"""

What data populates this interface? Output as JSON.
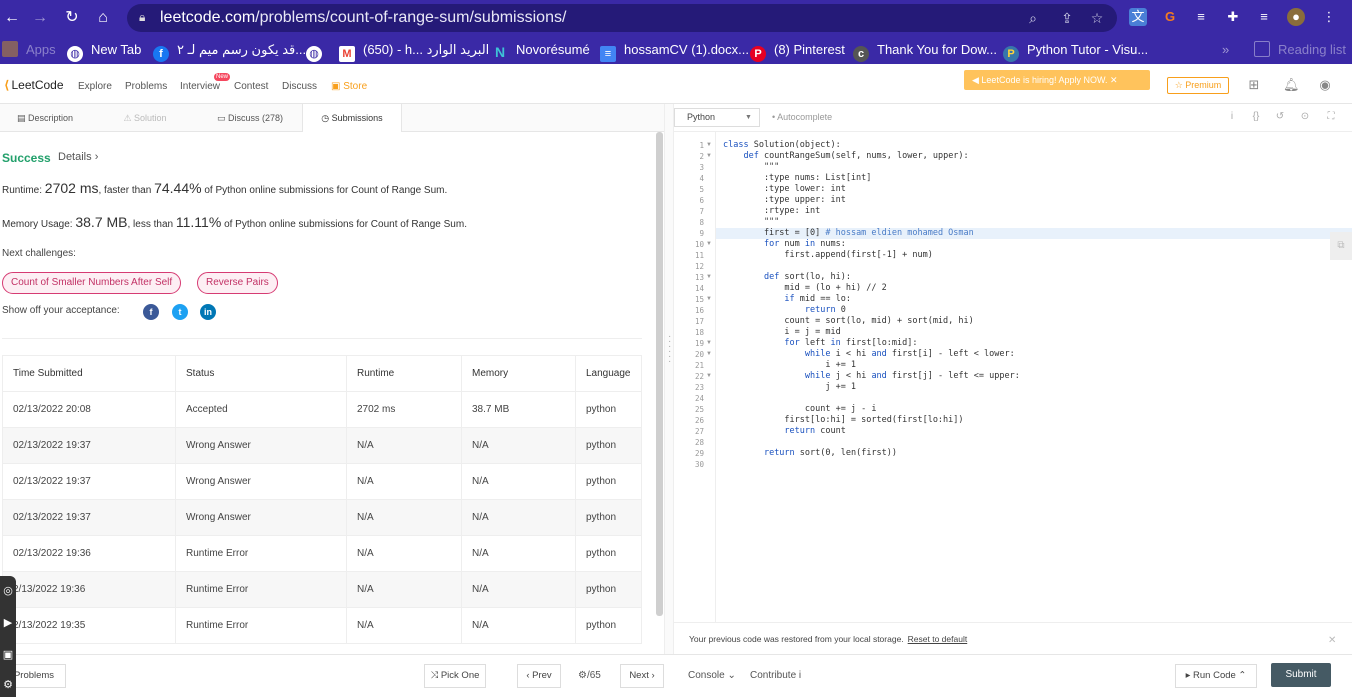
{
  "browser": {
    "url_domain": "leetcode.com",
    "url_path": "/problems/count-of-range-sum/submissions/",
    "bookmarks": [
      {
        "label": "Apps",
        "color": "#f4b400"
      },
      {
        "label": "New Tab",
        "color": "#ffffff"
      },
      {
        "label": "قد يكون رسم ميم لـ ٢...",
        "color": "#1877f2"
      },
      {
        "label": "",
        "color": "#ffffff"
      },
      {
        "label": "(650) - h... البريد الوارد",
        "color": "#ea4335"
      },
      {
        "label": "Novorésumé",
        "color": "#3ec2d6"
      },
      {
        "label": "hossamCV (1).docx...",
        "color": "#4285f4"
      },
      {
        "label": "(8) Pinterest",
        "color": "#e60023"
      },
      {
        "label": "Thank You for Dow...",
        "color": "#555555"
      },
      {
        "label": "Python Tutor - Visu...",
        "color": "#3776ab"
      }
    ],
    "reading_list": "Reading list"
  },
  "lcnav": {
    "logo": "LeetCode",
    "items": [
      "Explore",
      "Problems",
      "Interview",
      "Contest",
      "Discuss",
      "Store"
    ],
    "new_badge": "New",
    "hiring": "LeetCode is hiring! Apply NOW.",
    "premium": "Premium"
  },
  "tabs": [
    "Description",
    "Solution",
    "Discuss (278)",
    "Submissions"
  ],
  "result": {
    "status": "Success",
    "details": "Details",
    "runtime_prefix": "Runtime:",
    "runtime_value": "2702 ms",
    "runtime_mid": ", faster than",
    "runtime_pct": "74.44%",
    "runtime_suffix": "of Python online submissions for Count of Range Sum.",
    "memory_prefix": "Memory Usage:",
    "memory_value": "38.7 MB",
    "memory_mid": ", less than",
    "memory_pct": "11.11%",
    "memory_suffix": "of Python online submissions for Count of Range Sum.",
    "next_challenges": "Next challenges:",
    "challenges": [
      "Count of Smaller Numbers After Self",
      "Reverse Pairs"
    ],
    "share_label": "Show off your acceptance:"
  },
  "table": {
    "headers": [
      "Time Submitted",
      "Status",
      "Runtime",
      "Memory",
      "Language"
    ],
    "rows": [
      [
        "02/13/2022 20:08",
        "Accepted",
        "2702 ms",
        "38.7 MB",
        "python"
      ],
      [
        "02/13/2022 19:37",
        "Wrong Answer",
        "N/A",
        "N/A",
        "python"
      ],
      [
        "02/13/2022 19:37",
        "Wrong Answer",
        "N/A",
        "N/A",
        "python"
      ],
      [
        "02/13/2022 19:37",
        "Wrong Answer",
        "N/A",
        "N/A",
        "python"
      ],
      [
        "02/13/2022 19:36",
        "Runtime Error",
        "N/A",
        "N/A",
        "python"
      ],
      [
        "2/13/2022 19:36",
        "Runtime Error",
        "N/A",
        "N/A",
        "python"
      ],
      [
        "2/13/2022 19:35",
        "Runtime Error",
        "N/A",
        "N/A",
        "python"
      ]
    ]
  },
  "editor": {
    "language": "Python",
    "autocomplete": "Autocomplete",
    "lines": [
      "class Solution(object):",
      "    def countRangeSum(self, nums, lower, upper):",
      "        \"\"\"",
      "        :type nums: List[int]",
      "        :type lower: int",
      "        :type upper: int",
      "        :rtype: int",
      "        \"\"\"",
      "        first = [0] # hossam eldien mohamed Osman",
      "        for num in nums:",
      "            first.append(first[-1] + num)",
      "",
      "        def sort(lo, hi):",
      "            mid = (lo + hi) // 2",
      "            if mid == lo:",
      "                return 0",
      "            count = sort(lo, mid) + sort(mid, hi)",
      "            i = j = mid",
      "            for left in first[lo:mid]:",
      "                while i < hi and first[i] - left < lower:",
      "                    i += 1",
      "                while j < hi and first[j] - left <= upper:",
      "                    j += 1",
      "",
      "                count += j - i",
      "            first[lo:hi] = sorted(first[lo:hi])",
      "            return count",
      "",
      "        return sort(0, len(first))",
      ""
    ],
    "restore_msg": "Your previous code was restored from your local storage.",
    "reset_link": "Reset to default"
  },
  "footer": {
    "problems": "Problems",
    "pick_one": "Pick One",
    "prev": "Prev",
    "page": "/65",
    "next": "Next",
    "console": "Console",
    "contribute": "Contribute",
    "run_code": "Run Code",
    "submit": "Submit"
  }
}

"""

=== Task objective ===
For each line of the entries that includes "return", show that line.

=== Answer in full ===
      "                return 0",
      "            return count",
      "        return sort(0, len(first))",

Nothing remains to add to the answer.